## start Data listing

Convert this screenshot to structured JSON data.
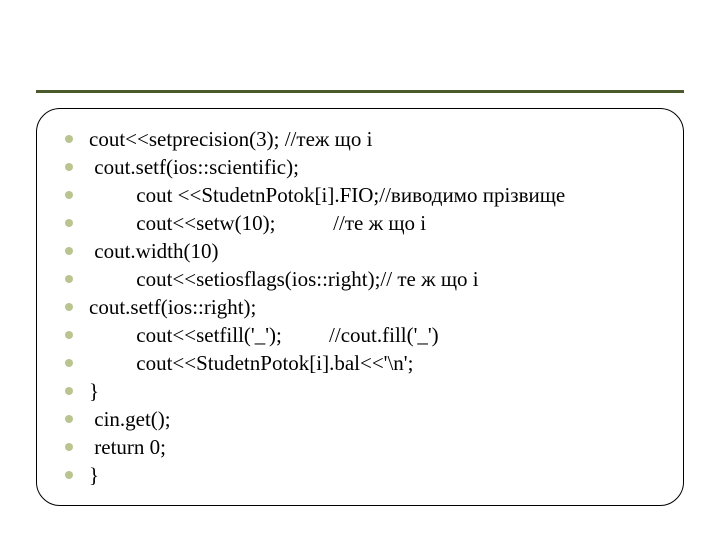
{
  "lines": [
    "cout<<setprecision(3); //теж що і",
    " cout.setf(ios::scientific);",
    "         cout <<StudetnPotok[i].FIO;//виводимо прізвище",
    "         cout<<setw(10);           //те ж що і",
    " cout.width(10)",
    "         cout<<setiosflags(ios::right);// те ж що і",
    "cout.setf(ios::right);",
    "         cout<<setfill('_');         //cout.fill('_')",
    "         cout<<StudetnPotok[i].bal<<'\\n';",
    "}",
    " cin.get();",
    " return 0;",
    "}"
  ]
}
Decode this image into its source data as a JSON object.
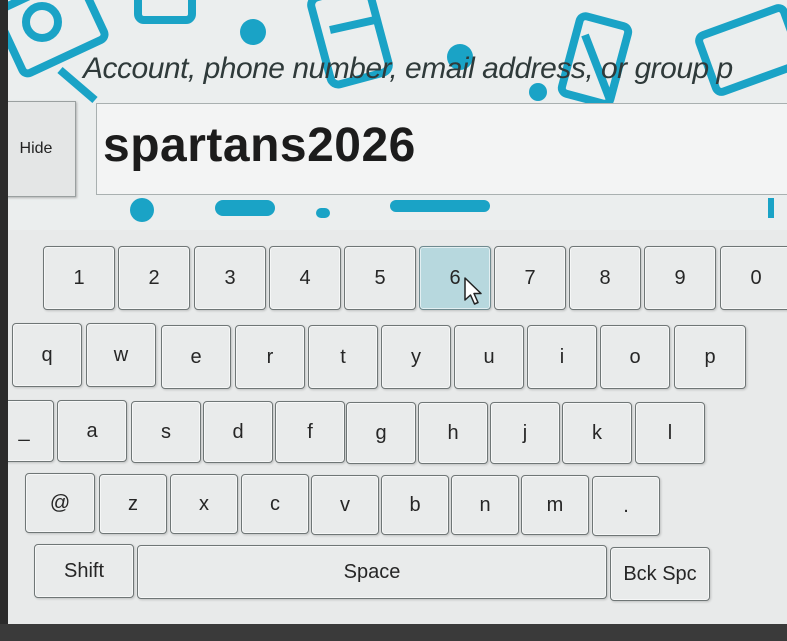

## end Data listing

◆ **Short exercise**: The listing above needs to be output again exactly. Don't include the pictures.

◆ **Task solution**:
Convert this screenshot to structured JSON data.
{
  "lines": [
    "cout<<setprecision(3); //теж що і",
    " cout.setf(ios::scientific);",
    "         cout <<StudetnPotok[i].FIO;//виводимо прізвище",
    "         cout<<setw(10);           //те ж що і",
    " cout.width(10)",
    "         cout<<setiosflags(ios::right);// те ж що і",
    "cout.setf(ios::right);",
    "         cout<<setfill('_');         //cout.fill('_')",
    "         cout<<StudetnPotok[i].bal<<'\\n';",
    "}",
    " cin.get();",
    " return 0;",
    "}"
  ]
}
Decode this image into its source data as a JSON object.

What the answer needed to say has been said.